## What the task requires
Read through the data and count the lines that contain the string "color"; give only the result.

[Collected data]
++++++++++

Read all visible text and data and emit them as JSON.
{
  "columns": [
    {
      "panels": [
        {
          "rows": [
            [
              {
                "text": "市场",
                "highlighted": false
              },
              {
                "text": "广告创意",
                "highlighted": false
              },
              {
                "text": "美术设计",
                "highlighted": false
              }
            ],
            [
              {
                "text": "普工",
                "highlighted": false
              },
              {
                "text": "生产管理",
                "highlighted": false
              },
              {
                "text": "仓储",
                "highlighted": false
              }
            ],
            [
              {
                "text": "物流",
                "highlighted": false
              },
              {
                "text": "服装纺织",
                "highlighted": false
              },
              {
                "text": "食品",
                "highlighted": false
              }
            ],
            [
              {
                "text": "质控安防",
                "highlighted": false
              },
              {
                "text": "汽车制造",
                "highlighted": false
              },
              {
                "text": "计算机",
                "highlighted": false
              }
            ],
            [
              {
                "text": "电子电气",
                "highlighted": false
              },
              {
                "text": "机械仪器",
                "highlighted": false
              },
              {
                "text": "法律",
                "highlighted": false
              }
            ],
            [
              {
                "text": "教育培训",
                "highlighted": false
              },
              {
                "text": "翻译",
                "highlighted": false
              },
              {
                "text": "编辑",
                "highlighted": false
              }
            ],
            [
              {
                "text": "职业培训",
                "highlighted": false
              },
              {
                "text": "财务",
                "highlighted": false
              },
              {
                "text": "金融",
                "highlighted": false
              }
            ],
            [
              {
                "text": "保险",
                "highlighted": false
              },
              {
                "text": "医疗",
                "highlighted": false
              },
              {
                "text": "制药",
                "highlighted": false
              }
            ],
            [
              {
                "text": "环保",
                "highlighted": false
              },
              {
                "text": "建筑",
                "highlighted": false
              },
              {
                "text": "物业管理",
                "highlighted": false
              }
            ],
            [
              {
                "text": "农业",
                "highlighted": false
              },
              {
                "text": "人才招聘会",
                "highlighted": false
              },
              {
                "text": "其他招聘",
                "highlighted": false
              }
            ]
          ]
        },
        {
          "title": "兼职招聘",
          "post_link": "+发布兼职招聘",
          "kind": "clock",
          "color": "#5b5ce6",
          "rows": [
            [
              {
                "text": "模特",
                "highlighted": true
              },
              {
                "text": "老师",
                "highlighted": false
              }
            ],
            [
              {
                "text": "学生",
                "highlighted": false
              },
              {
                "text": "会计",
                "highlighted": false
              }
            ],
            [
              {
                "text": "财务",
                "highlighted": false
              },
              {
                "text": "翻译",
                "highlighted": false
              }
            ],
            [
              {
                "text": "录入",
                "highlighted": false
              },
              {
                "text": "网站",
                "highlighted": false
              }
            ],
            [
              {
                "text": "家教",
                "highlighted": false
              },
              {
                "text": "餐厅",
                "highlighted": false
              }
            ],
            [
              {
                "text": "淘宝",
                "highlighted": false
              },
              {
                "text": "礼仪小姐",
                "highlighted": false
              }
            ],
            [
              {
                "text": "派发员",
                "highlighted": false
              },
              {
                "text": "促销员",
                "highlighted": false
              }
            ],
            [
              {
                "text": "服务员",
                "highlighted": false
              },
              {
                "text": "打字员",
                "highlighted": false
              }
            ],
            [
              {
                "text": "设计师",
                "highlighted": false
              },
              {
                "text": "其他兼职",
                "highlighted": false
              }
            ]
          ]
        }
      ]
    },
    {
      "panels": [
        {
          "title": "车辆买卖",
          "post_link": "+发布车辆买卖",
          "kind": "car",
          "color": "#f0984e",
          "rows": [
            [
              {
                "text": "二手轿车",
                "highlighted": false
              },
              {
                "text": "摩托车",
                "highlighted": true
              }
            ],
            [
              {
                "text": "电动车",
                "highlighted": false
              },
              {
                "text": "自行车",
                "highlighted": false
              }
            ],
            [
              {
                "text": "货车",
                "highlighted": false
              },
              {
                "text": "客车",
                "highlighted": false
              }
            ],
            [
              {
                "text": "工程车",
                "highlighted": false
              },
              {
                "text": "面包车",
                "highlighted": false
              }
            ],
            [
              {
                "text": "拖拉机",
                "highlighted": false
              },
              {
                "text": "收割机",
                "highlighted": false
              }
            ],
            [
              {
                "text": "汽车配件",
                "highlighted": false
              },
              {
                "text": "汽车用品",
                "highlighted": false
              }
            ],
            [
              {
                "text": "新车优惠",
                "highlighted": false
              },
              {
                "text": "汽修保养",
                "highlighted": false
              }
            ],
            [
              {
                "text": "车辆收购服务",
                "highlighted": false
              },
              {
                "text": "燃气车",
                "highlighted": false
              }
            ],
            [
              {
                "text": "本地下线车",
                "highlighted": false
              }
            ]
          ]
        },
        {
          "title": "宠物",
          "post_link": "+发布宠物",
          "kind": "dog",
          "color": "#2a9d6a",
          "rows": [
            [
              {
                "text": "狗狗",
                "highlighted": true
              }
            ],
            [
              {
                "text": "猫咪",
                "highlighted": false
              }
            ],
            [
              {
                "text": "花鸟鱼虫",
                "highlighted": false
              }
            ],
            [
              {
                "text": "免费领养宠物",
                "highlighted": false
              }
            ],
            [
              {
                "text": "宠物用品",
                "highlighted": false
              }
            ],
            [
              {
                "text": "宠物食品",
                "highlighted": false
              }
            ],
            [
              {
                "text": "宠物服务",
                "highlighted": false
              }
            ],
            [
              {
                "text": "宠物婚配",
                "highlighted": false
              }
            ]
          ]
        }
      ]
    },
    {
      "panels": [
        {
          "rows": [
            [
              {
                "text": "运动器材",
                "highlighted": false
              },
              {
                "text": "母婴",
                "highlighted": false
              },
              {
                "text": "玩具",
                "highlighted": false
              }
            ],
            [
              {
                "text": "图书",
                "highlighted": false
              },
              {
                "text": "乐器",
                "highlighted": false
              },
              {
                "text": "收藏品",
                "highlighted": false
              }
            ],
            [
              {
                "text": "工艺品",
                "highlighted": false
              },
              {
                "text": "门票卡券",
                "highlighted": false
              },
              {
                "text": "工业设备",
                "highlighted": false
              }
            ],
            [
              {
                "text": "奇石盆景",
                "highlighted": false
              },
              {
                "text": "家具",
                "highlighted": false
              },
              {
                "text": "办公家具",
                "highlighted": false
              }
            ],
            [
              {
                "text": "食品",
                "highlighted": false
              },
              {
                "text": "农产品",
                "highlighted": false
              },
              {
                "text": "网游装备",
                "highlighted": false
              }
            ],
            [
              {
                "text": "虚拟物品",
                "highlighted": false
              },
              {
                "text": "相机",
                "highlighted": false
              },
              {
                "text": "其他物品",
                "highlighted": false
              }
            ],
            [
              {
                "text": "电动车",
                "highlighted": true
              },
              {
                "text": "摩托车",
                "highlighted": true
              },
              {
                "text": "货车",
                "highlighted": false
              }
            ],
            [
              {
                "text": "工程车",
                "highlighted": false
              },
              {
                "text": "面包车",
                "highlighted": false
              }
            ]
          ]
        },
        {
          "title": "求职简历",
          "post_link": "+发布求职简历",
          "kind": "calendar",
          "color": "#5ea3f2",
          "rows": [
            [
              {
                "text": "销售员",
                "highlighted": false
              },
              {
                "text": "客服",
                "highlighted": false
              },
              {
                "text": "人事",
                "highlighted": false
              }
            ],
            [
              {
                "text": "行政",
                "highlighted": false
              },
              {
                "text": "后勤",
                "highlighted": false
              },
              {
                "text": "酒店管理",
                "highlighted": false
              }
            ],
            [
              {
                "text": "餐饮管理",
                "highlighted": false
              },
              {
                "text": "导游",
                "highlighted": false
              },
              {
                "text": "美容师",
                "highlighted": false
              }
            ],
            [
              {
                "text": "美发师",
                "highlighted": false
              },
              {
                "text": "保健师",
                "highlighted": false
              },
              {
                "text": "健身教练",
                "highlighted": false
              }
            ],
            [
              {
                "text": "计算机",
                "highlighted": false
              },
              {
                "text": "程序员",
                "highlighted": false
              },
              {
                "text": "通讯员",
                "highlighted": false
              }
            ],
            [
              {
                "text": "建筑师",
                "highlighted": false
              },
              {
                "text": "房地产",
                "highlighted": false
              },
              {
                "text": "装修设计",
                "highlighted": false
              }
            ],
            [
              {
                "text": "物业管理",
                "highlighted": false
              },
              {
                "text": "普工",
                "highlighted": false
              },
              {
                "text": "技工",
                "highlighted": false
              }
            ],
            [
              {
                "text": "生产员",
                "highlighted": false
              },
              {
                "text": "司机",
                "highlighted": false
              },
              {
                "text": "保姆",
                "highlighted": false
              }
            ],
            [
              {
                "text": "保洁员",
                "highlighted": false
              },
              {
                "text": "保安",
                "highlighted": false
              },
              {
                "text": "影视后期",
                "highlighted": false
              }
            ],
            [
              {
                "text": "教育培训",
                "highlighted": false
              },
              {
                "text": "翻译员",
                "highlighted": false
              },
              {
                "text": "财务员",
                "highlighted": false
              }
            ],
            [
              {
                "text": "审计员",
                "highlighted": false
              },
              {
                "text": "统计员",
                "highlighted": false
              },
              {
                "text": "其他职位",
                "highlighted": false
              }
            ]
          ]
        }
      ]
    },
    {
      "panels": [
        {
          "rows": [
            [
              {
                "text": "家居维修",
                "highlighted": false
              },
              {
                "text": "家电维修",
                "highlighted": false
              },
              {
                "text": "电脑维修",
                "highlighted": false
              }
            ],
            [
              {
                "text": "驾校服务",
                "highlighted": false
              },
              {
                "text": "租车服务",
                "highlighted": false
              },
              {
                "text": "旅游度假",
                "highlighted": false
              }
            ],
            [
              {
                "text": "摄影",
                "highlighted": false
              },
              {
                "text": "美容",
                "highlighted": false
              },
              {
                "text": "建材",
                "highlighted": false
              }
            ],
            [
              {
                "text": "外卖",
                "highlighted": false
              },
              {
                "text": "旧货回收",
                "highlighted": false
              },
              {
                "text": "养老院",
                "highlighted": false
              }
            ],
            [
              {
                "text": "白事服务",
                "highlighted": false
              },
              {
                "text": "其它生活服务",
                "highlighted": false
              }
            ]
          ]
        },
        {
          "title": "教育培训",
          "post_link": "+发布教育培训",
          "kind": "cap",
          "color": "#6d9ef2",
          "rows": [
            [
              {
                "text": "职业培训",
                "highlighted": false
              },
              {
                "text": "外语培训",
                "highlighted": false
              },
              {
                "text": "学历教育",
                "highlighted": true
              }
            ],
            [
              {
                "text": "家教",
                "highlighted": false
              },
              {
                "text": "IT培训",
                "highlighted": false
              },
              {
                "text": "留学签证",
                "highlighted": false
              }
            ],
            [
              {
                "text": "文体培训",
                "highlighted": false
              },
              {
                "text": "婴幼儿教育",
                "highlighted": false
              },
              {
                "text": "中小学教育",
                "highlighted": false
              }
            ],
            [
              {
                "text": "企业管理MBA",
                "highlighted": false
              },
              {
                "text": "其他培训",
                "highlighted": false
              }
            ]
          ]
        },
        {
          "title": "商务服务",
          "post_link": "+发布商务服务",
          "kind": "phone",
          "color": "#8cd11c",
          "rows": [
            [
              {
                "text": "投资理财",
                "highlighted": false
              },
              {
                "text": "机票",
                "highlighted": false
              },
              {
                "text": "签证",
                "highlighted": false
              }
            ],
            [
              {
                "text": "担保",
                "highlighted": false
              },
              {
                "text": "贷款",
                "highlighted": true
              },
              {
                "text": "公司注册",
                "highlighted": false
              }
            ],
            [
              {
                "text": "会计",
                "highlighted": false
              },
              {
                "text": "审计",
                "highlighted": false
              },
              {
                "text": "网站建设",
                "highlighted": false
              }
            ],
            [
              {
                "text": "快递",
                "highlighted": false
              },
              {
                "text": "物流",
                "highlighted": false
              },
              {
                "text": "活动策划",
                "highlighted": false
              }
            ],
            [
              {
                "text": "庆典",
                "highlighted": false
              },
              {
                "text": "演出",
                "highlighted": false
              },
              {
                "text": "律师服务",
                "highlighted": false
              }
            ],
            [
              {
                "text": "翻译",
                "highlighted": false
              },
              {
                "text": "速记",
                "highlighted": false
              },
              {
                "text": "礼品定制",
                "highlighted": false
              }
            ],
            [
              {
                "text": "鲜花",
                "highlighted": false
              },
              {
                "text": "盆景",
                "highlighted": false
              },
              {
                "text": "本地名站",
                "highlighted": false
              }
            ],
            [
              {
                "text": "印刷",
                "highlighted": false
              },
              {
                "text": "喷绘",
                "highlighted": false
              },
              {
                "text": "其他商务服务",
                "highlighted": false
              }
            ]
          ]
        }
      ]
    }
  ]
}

++++++++++

## Output for this exercise
6